## Dataset:
■ ■ ■ ■ ■ ■ ■
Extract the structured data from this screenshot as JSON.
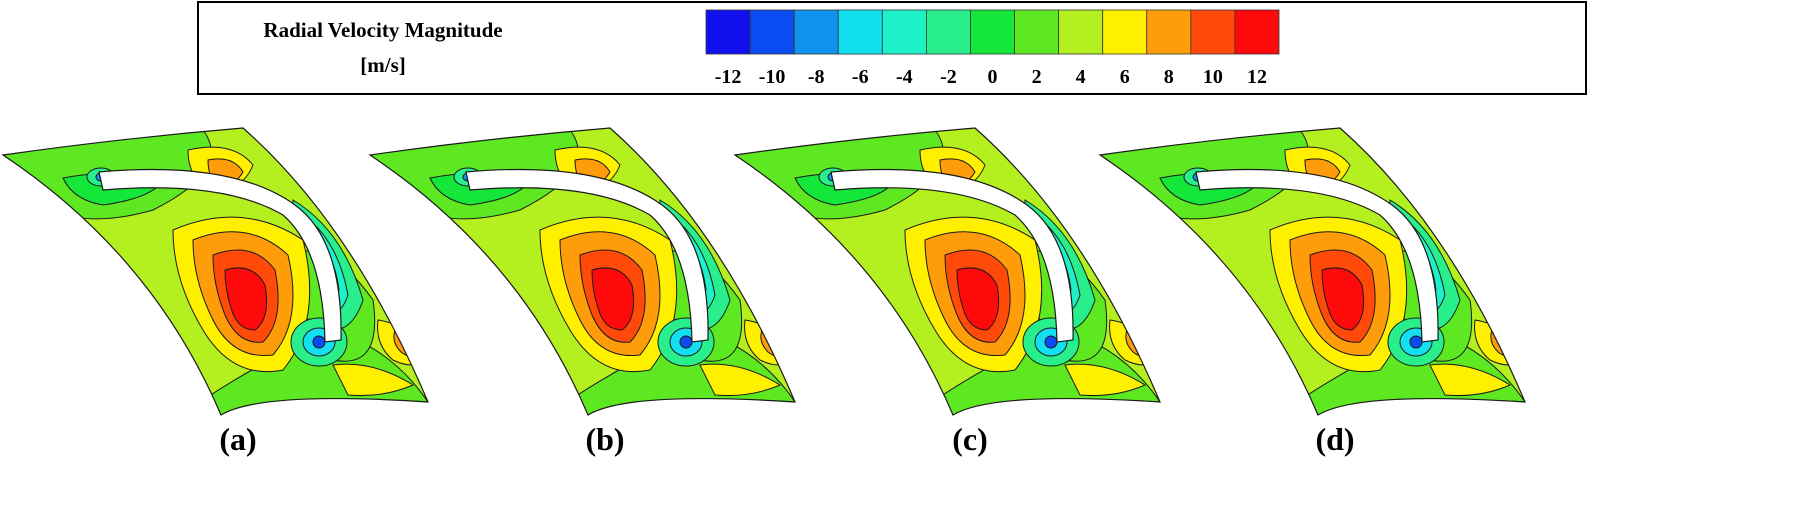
{
  "legend": {
    "title_line1": "Radial Velocity Magnitude",
    "title_line2": "[m/s]",
    "ticks": [
      "-12",
      "-10",
      "-8",
      "-6",
      "-4",
      "-2",
      "0",
      "2",
      "4",
      "6",
      "8",
      "10",
      "12"
    ],
    "colors": [
      "#1010ee",
      "#0a4cf2",
      "#0e94ee",
      "#12e0f0",
      "#1ef0c8",
      "#28ee8c",
      "#14e63a",
      "#5ee822",
      "#b4f020",
      "#fff000",
      "#ff9c0a",
      "#ff4a0a",
      "#ff0a0a"
    ]
  },
  "panels": [
    {
      "label": "(a)"
    },
    {
      "label": "(b)"
    },
    {
      "label": "(c)"
    },
    {
      "label": "(d)"
    }
  ]
}
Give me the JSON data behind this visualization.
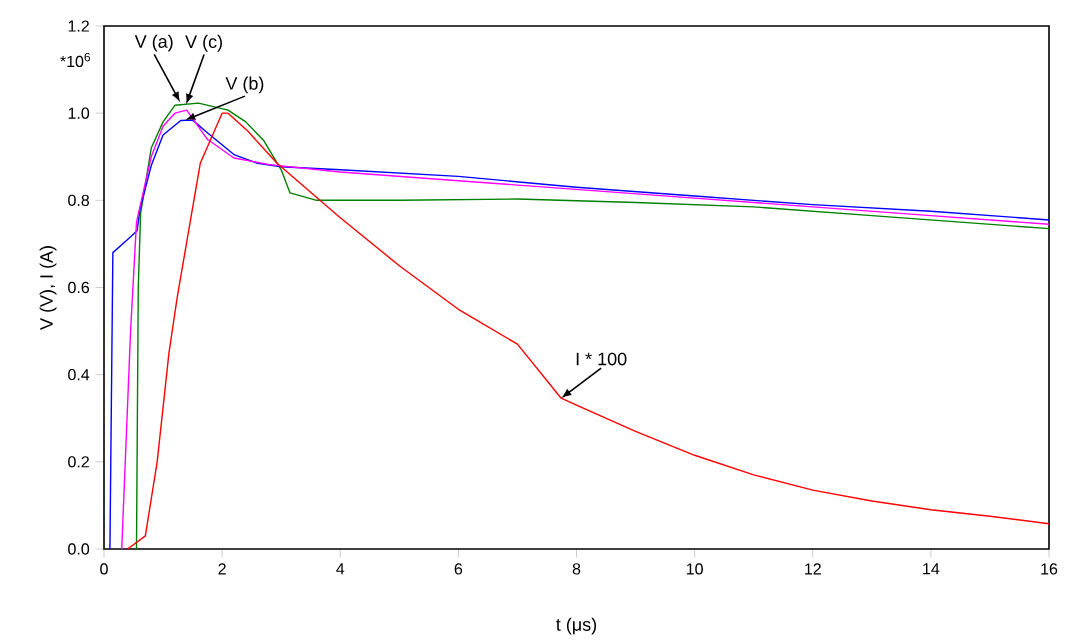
{
  "chart_data": {
    "type": "line",
    "xlabel": "t (μs)",
    "ylabel": "V (V), I (A)",
    "xlim": [
      0,
      16
    ],
    "ylim": [
      0,
      1.2
    ],
    "xticks": [
      0,
      2,
      4,
      6,
      8,
      10,
      12,
      14,
      16
    ],
    "yticks": [
      {
        "value": 0,
        "label": "0.0"
      },
      {
        "value": 0.2,
        "label": "0.2"
      },
      {
        "value": 0.4,
        "label": "0.4"
      },
      {
        "value": 0.6,
        "label": "0.6"
      },
      {
        "value": 0.8,
        "label": "0.8"
      },
      {
        "value": 1.0,
        "label": "1.0"
      },
      {
        "value": 1.2,
        "label": "1.2"
      }
    ],
    "line_style": "solid",
    "series": [
      {
        "color": "#008000",
        "x": [
          0.55,
          0.58,
          0.62,
          0.8,
          1.0,
          1.2,
          1.6,
          2.1,
          2.4,
          2.7,
          3.0,
          3.15,
          3.6,
          5,
          7,
          9,
          11,
          13,
          14.5,
          16
        ],
        "values": [
          0,
          0.6,
          0.77,
          0.92,
          0.98,
          1.018,
          1.023,
          1.007,
          0.98,
          0.938,
          0.87,
          0.817,
          0.8,
          0.8,
          0.803,
          0.795,
          0.785,
          0.765,
          0.75,
          0.735
        ]
      },
      {
        "color": "#0000ff",
        "x": [
          0.1,
          0.15,
          0.4,
          0.56,
          0.61,
          0.8,
          1.0,
          1.3,
          1.5,
          1.75,
          2.2,
          2.6,
          3.0,
          4,
          6,
          8,
          10,
          12,
          14,
          16
        ],
        "values": [
          0,
          0.68,
          0.71,
          0.73,
          0.78,
          0.88,
          0.95,
          0.983,
          0.984,
          0.955,
          0.905,
          0.885,
          0.877,
          0.87,
          0.855,
          0.83,
          0.81,
          0.79,
          0.775,
          0.755
        ]
      },
      {
        "color": "#ff00ff",
        "x": [
          0.3,
          0.45,
          0.55,
          0.6,
          0.8,
          1.0,
          1.2,
          1.4,
          1.75,
          2.2,
          2.8,
          4,
          6,
          8,
          10,
          12,
          14,
          16
        ],
        "values": [
          0,
          0.5,
          0.75,
          0.78,
          0.9,
          0.97,
          1.0,
          1.007,
          0.94,
          0.897,
          0.882,
          0.865,
          0.845,
          0.825,
          0.805,
          0.785,
          0.765,
          0.745
        ]
      },
      {
        "color": "#ff0000",
        "x": [
          0.4,
          0.7,
          0.9,
          1.1,
          1.24,
          1.63,
          2.0,
          2.1,
          2.42,
          2.93,
          3.71,
          4,
          5,
          6,
          7,
          7.74,
          8,
          9,
          10,
          11,
          12,
          13,
          14,
          15,
          16
        ],
        "values": [
          0,
          0.03,
          0.2,
          0.45,
          0.578,
          0.885,
          1.0,
          1.0,
          0.961,
          0.885,
          0.794,
          0.76,
          0.65,
          0.55,
          0.47,
          0.346,
          0.33,
          0.27,
          0.215,
          0.17,
          0.135,
          0.11,
          0.09,
          0.075,
          0.058
        ]
      }
    ],
    "annotations": [
      "*10$^{6}$",
      {
        "text": "V (a)",
        "x": 1.29,
        "y": 1.025
      },
      {
        "text": "V (c)",
        "x": 1.39,
        "y": 1.02
      },
      {
        "text": "V (b)",
        "x": 1.37,
        "y": 0.984
      },
      {
        "text": "I * 100",
        "x": 7.74,
        "y": 0.346
      }
    ]
  }
}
■ ■ ■ ■ ■ ■ ■
## Problem statement:
Quote the data above in full and without alteration; skip the pictures.

## Solution for this task:
Extract the structured data from this screenshot as JSON.
{
  "legend": {
    "title_line1": "Radial Velocity Magnitude",
    "title_line2": "[m/s]",
    "ticks": [
      "-12",
      "-10",
      "-8",
      "-6",
      "-4",
      "-2",
      "0",
      "2",
      "4",
      "6",
      "8",
      "10",
      "12"
    ],
    "colors": [
      "#1010ee",
      "#0a4cf2",
      "#0e94ee",
      "#12e0f0",
      "#1ef0c8",
      "#28ee8c",
      "#14e63a",
      "#5ee822",
      "#b4f020",
      "#fff000",
      "#ff9c0a",
      "#ff4a0a",
      "#ff0a0a"
    ]
  },
  "panels": [
    {
      "label": "(a)"
    },
    {
      "label": "(b)"
    },
    {
      "label": "(c)"
    },
    {
      "label": "(d)"
    }
  ]
}
Give me the JSON data behind this visualization.
{
  "chart_data": {
    "type": "line",
    "xlabel": "t (μs)",
    "ylabel": "V (V), I (A)",
    "xlim": [
      0,
      16
    ],
    "ylim": [
      0,
      1.2
    ],
    "xticks": [
      0,
      2,
      4,
      6,
      8,
      10,
      12,
      14,
      16
    ],
    "yticks": [
      {
        "value": 0,
        "label": "0.0"
      },
      {
        "value": 0.2,
        "label": "0.2"
      },
      {
        "value": 0.4,
        "label": "0.4"
      },
      {
        "value": 0.6,
        "label": "0.6"
      },
      {
        "value": 0.8,
        "label": "0.8"
      },
      {
        "value": 1.0,
        "label": "1.0"
      },
      {
        "value": 1.2,
        "label": "1.2"
      }
    ],
    "line_style": "solid",
    "series": [
      {
        "color": "#008000",
        "x": [
          0.55,
          0.58,
          0.62,
          0.8,
          1.0,
          1.2,
          1.6,
          2.1,
          2.4,
          2.7,
          3.0,
          3.15,
          3.6,
          5,
          7,
          9,
          11,
          13,
          14.5,
          16
        ],
        "values": [
          0,
          0.6,
          0.77,
          0.92,
          0.98,
          1.018,
          1.023,
          1.007,
          0.98,
          0.938,
          0.87,
          0.817,
          0.8,
          0.8,
          0.803,
          0.795,
          0.785,
          0.765,
          0.75,
          0.735
        ]
      },
      {
        "color": "#0000ff",
        "x": [
          0.1,
          0.15,
          0.4,
          0.56,
          0.61,
          0.8,
          1.0,
          1.3,
          1.5,
          1.75,
          2.2,
          2.6,
          3.0,
          4,
          6,
          8,
          10,
          12,
          14,
          16
        ],
        "values": [
          0,
          0.68,
          0.71,
          0.73,
          0.78,
          0.88,
          0.95,
          0.983,
          0.984,
          0.955,
          0.905,
          0.885,
          0.877,
          0.87,
          0.855,
          0.83,
          0.81,
          0.79,
          0.775,
          0.755
        ]
      },
      {
        "color": "#ff00ff",
        "x": [
          0.3,
          0.45,
          0.55,
          0.6,
          0.8,
          1.0,
          1.2,
          1.4,
          1.75,
          2.2,
          2.8,
          4,
          6,
          8,
          10,
          12,
          14,
          16
        ],
        "values": [
          0,
          0.5,
          0.75,
          0.78,
          0.9,
          0.97,
          1.0,
          1.007,
          0.94,
          0.897,
          0.882,
          0.865,
          0.845,
          0.825,
          0.805,
          0.785,
          0.765,
          0.745
        ]
      },
      {
        "color": "#ff0000",
        "x": [
          0.4,
          0.7,
          0.9,
          1.1,
          1.24,
          1.63,
          2.0,
          2.1,
          2.42,
          2.93,
          3.71,
          4,
          5,
          6,
          7,
          7.74,
          8,
          9,
          10,
          11,
          12,
          13,
          14,
          15,
          16
        ],
        "values": [
          0,
          0.03,
          0.2,
          0.45,
          0.578,
          0.885,
          1.0,
          1.0,
          0.961,
          0.885,
          0.794,
          0.76,
          0.65,
          0.55,
          0.47,
          0.346,
          0.33,
          0.27,
          0.215,
          0.17,
          0.135,
          0.11,
          0.09,
          0.075,
          0.058
        ]
      }
    ],
    "annotations": [
      "*10$^{6}$",
      {
        "text": "V (a)",
        "x": 1.29,
        "y": 1.025
      },
      {
        "text": "V (c)",
        "x": 1.39,
        "y": 1.02
      },
      {
        "text": "V (b)",
        "x": 1.37,
        "y": 0.984
      },
      {
        "text": "I * 100",
        "x": 7.74,
        "y": 0.346
      }
    ]
  }
}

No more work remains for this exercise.